■ DESCRIPTION OF THE TASK ■
Work out the number of lines containing "requests". Answer with nothing but that number.

========================

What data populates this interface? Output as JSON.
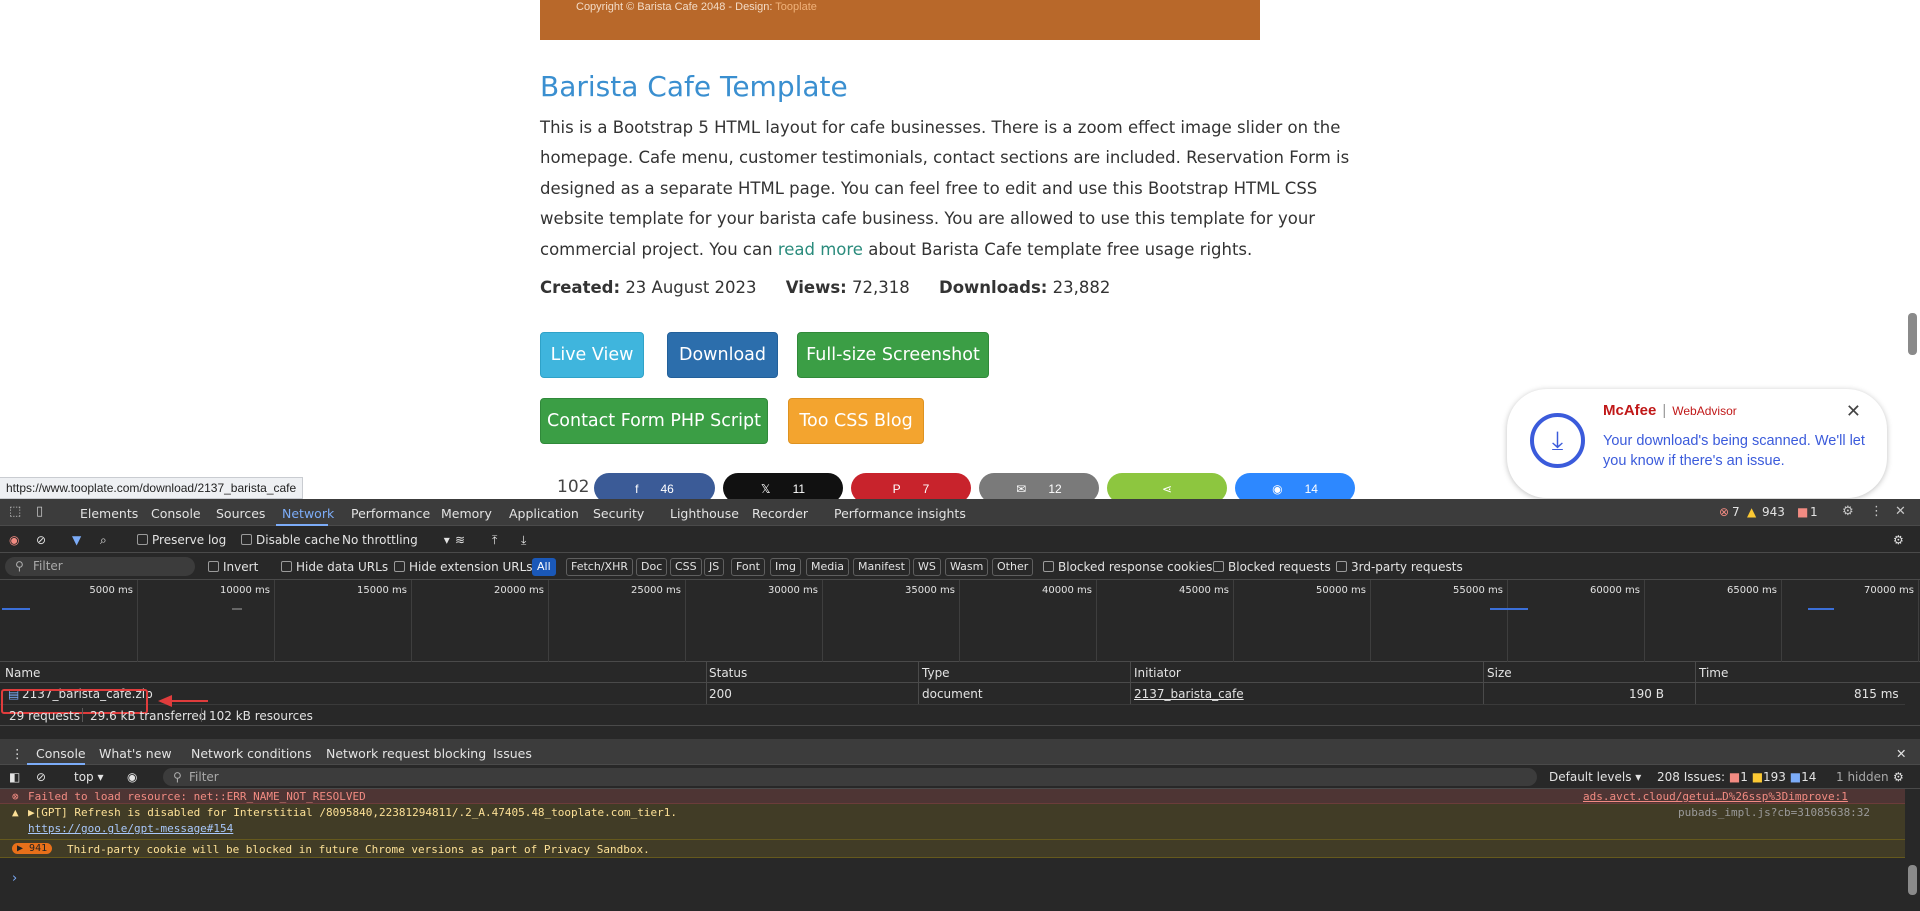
{
  "page": {
    "footer_copyright": "Copyright © Barista Cafe 2048 - Design: ",
    "footer_design_link": "Tooplate",
    "title": "Barista Cafe Template",
    "desc_part1": "This is a Bootstrap 5 HTML layout for cafe businesses. There is a zoom effect image slider on the homepage. Cafe menu, customer testimonials, contact sections are included. Reservation Form is designed as a separate HTML page. You can feel free to edit and use this Bootstrap HTML CSS website template for your barista cafe business. You are allowed to use this template for your commercial project. You can ",
    "desc_link": "read more",
    "desc_part2": " about Barista Cafe template free usage rights.",
    "created_label": "Created:",
    "created_value": "23 August 2023",
    "views_label": "Views:",
    "views_value": "72,318",
    "downloads_label": "Downloads:",
    "downloads_value": "23,882",
    "buttons": {
      "live_view": "Live View",
      "download": "Download",
      "screenshot": "Full-size Screenshot",
      "php": "Contact Form PHP Script",
      "blog": "Too CSS Blog"
    },
    "share_total": "102",
    "shares": [
      {
        "icon": "facebook-icon",
        "glyph": "f",
        "count": "46"
      },
      {
        "icon": "x-icon",
        "glyph": "𝕏",
        "count": "11"
      },
      {
        "icon": "pinterest-icon",
        "glyph": "P",
        "count": "7"
      },
      {
        "icon": "email-icon",
        "glyph": "✉",
        "count": "12"
      },
      {
        "icon": "share-icon",
        "glyph": "⋖",
        "count": ""
      },
      {
        "icon": "messenger-icon",
        "glyph": "◉",
        "count": "14"
      }
    ],
    "status_url": "https://www.tooplate.com/download/2137_barista_cafe"
  },
  "mcafee": {
    "brand": "McAfee",
    "product": "WebAdvisor",
    "message": "Your download's being scanned. We'll let you know if there's an issue."
  },
  "devtools": {
    "tabs": [
      "Elements",
      "Console",
      "Sources",
      "Network",
      "Performance",
      "Memory",
      "Application",
      "Security",
      "Lighthouse",
      "Recorder",
      "Performance insights"
    ],
    "active_tab": "Network",
    "errors": "7",
    "warnings": "943",
    "issues": "1",
    "toolbar": {
      "preserve_log": "Preserve log",
      "disable_cache": "Disable cache",
      "throttling": "No throttling"
    },
    "filter": {
      "placeholder": "Filter",
      "invert": "Invert",
      "hide_data_urls": "Hide data URLs",
      "hide_ext_urls": "Hide extension URLs",
      "types": [
        "All",
        "Fetch/XHR",
        "Doc",
        "CSS",
        "JS",
        "Font",
        "Img",
        "Media",
        "Manifest",
        "WS",
        "Wasm",
        "Other"
      ],
      "blocked_cookies": "Blocked response cookies",
      "blocked_requests": "Blocked requests",
      "third_party": "3rd-party requests"
    },
    "timeline_ticks": [
      "5000 ms",
      "10000 ms",
      "15000 ms",
      "20000 ms",
      "25000 ms",
      "30000 ms",
      "35000 ms",
      "40000 ms",
      "45000 ms",
      "50000 ms",
      "55000 ms",
      "60000 ms",
      "65000 ms",
      "70000 ms"
    ],
    "table": {
      "headers": [
        "Name",
        "Status",
        "Type",
        "Initiator",
        "Size",
        "Time"
      ],
      "row": {
        "name": "2137_barista_cafe.zip",
        "status": "200",
        "type": "document",
        "initiator": "2137_barista_cafe",
        "size": "190 B",
        "time": "815 ms"
      }
    },
    "summary": {
      "requests": "29 requests",
      "transferred": "29.6 kB transferred",
      "resources": "102 kB resources"
    },
    "drawer_tabs": [
      "Console",
      "What's new",
      "Network conditions",
      "Network request blocking",
      "Issues"
    ],
    "console": {
      "context": "top",
      "filter_placeholder": "Filter",
      "levels": "Default levels",
      "issues_label": "208 Issues:",
      "issue_err": "1",
      "issue_warn": "193",
      "issue_info": "14",
      "hidden": "1 hidden",
      "messages": {
        "error_text": "Failed to load resource: net::ERR_NAME_NOT_RESOLVED",
        "error_source": "ads.avct.cloud/getui…D%26ssp%3Dimprove:1",
        "warn_text": "▶[GPT] Refresh is disabled for Interstitial /8095840,22381294811/.2_A.47405.48_tooplate.com_tier1.",
        "warn_link": "https://goo.gle/gpt-message#154",
        "warn_source": "pubads_impl.js?cb=31085638:32",
        "cookie_count": "941",
        "cookie_text": "Third-party cookie will be blocked in future Chrome versions as part of Privacy Sandbox."
      }
    }
  }
}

========================

■ WRITTEN RESPONSE ■
3